* [WORK TO BE COMPLETED]:
Rewrite the items below, swapping every "interactable" for "clickable" and leaving everything else unchanged. Leave out the pictures.

┏━━

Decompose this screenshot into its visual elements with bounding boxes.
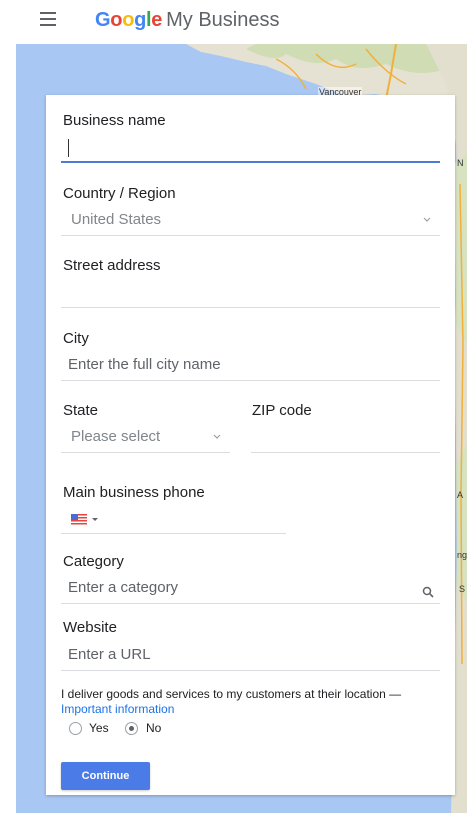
delivery-question: I deliver goods and services to my custo…	[61, 687, 402, 701]
zip-input[interactable]	[251, 452, 440, 453]
text-cursor	[68, 139, 69, 157]
state-select[interactable]	[61, 452, 230, 453]
state-select-value[interactable]: Please select	[71, 428, 160, 445]
city-label: City	[63, 330, 89, 347]
search-icon[interactable]	[422, 586, 434, 598]
city-input[interactable]	[61, 380, 440, 381]
website-input[interactable]	[61, 670, 440, 671]
google-wordmark: Google	[95, 9, 163, 31]
radio-no[interactable]	[125, 722, 138, 735]
business-name-label: Business name	[63, 112, 166, 129]
important-information-link[interactable]: Important information	[61, 702, 174, 717]
city-input-placeholder[interactable]: Enter the full city name	[68, 356, 221, 373]
caret-down-icon[interactable]	[92, 518, 98, 521]
website-input-placeholder[interactable]: Enter a URL	[68, 646, 151, 663]
street-address-input[interactable]	[61, 307, 440, 308]
map-label-fragment: A	[457, 490, 464, 500]
chevron-down-icon[interactable]	[423, 216, 431, 224]
brand-logo[interactable]: Google My Business	[95, 8, 280, 36]
category-label: Category	[63, 553, 124, 570]
state-label: State	[63, 402, 99, 419]
country-select[interactable]	[61, 235, 440, 236]
country-select-value[interactable]: United States	[71, 211, 161, 228]
map-label-fragment: N	[457, 158, 464, 168]
business-name-input[interactable]	[61, 161, 440, 163]
radio-no-label[interactable]: No	[146, 721, 161, 736]
chevron-down-icon[interactable]	[213, 433, 221, 441]
country-label: Country / Region	[63, 185, 176, 202]
product-name: My Business	[166, 9, 280, 31]
phone-input[interactable]	[61, 533, 286, 534]
map-label-fragment: ng	[457, 550, 467, 560]
menu-icon[interactable]	[40, 12, 56, 26]
website-label: Website	[63, 619, 117, 636]
zip-label: ZIP code	[252, 402, 312, 419]
us-flag-icon[interactable]	[71, 514, 87, 525]
business-form-card: Business name Country / Region United St…	[46, 95, 455, 795]
category-input-placeholder[interactable]: Enter a category	[68, 579, 178, 596]
street-address-label: Street address	[63, 257, 161, 274]
phone-label: Main business phone	[63, 484, 205, 501]
map-label-fragment: S	[459, 584, 466, 594]
top-app-bar: Google My Business	[0, 0, 467, 44]
category-input[interactable]	[61, 603, 440, 604]
radio-yes-label[interactable]: Yes	[89, 721, 109, 736]
radio-yes[interactable]	[69, 722, 82, 735]
continue-button[interactable]: Continue	[61, 762, 150, 790]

┗━━

* [CORRECT ANSWER]:
Decompose this screenshot into its visual elements with bounding boxes.
delivery-question: I deliver goods and services to my custo…	[61, 687, 402, 701]
zip-input[clickable]	[251, 452, 440, 453]
text-cursor	[68, 139, 69, 157]
state-select[clickable]	[61, 452, 230, 453]
state-select-value[clickable]: Please select	[71, 428, 160, 445]
city-label: City	[63, 330, 89, 347]
search-icon[clickable]	[422, 586, 434, 598]
city-input[clickable]	[61, 380, 440, 381]
website-input[clickable]	[61, 670, 440, 671]
google-wordmark: Google	[95, 9, 163, 31]
radio-no[clickable]	[125, 722, 138, 735]
business-name-label: Business name	[63, 112, 166, 129]
important-information-link[clickable]: Important information	[61, 702, 174, 717]
city-input-placeholder[clickable]: Enter the full city name	[68, 356, 221, 373]
caret-down-icon[clickable]	[92, 518, 98, 521]
website-input-placeholder[clickable]: Enter a URL	[68, 646, 151, 663]
street-address-input[clickable]	[61, 307, 440, 308]
map-label-fragment: A	[457, 490, 464, 500]
chevron-down-icon[clickable]	[423, 216, 431, 224]
brand-logo[clickable]: Google My Business	[95, 8, 280, 36]
category-label: Category	[63, 553, 124, 570]
state-label: State	[63, 402, 99, 419]
country-select[clickable]	[61, 235, 440, 236]
country-select-value[clickable]: United States	[71, 211, 161, 228]
map-label-fragment: N	[457, 158, 464, 168]
business-name-input[clickable]	[61, 161, 440, 163]
radio-no-label[clickable]: No	[146, 721, 161, 736]
chevron-down-icon[clickable]	[213, 433, 221, 441]
country-label: Country / Region	[63, 185, 176, 202]
product-name: My Business	[166, 9, 280, 31]
phone-input[clickable]	[61, 533, 286, 534]
map-label-fragment: ng	[457, 550, 467, 560]
menu-icon[clickable]	[40, 12, 56, 26]
website-label: Website	[63, 619, 117, 636]
zip-label: ZIP code	[252, 402, 312, 419]
us-flag-icon[clickable]	[71, 514, 87, 525]
business-form-card: Business name Country / Region United St…	[46, 95, 455, 795]
category-input-placeholder[clickable]: Enter a category	[68, 579, 178, 596]
street-address-label: Street address	[63, 257, 161, 274]
phone-label: Main business phone	[63, 484, 205, 501]
map-label-fragment: S	[459, 584, 466, 594]
top-app-bar: Google My Business	[0, 0, 467, 44]
category-input[clickable]	[61, 603, 440, 604]
radio-yes-label[clickable]: Yes	[89, 721, 109, 736]
radio-yes[clickable]	[69, 722, 82, 735]
continue-button[clickable]: Continue	[61, 762, 150, 790]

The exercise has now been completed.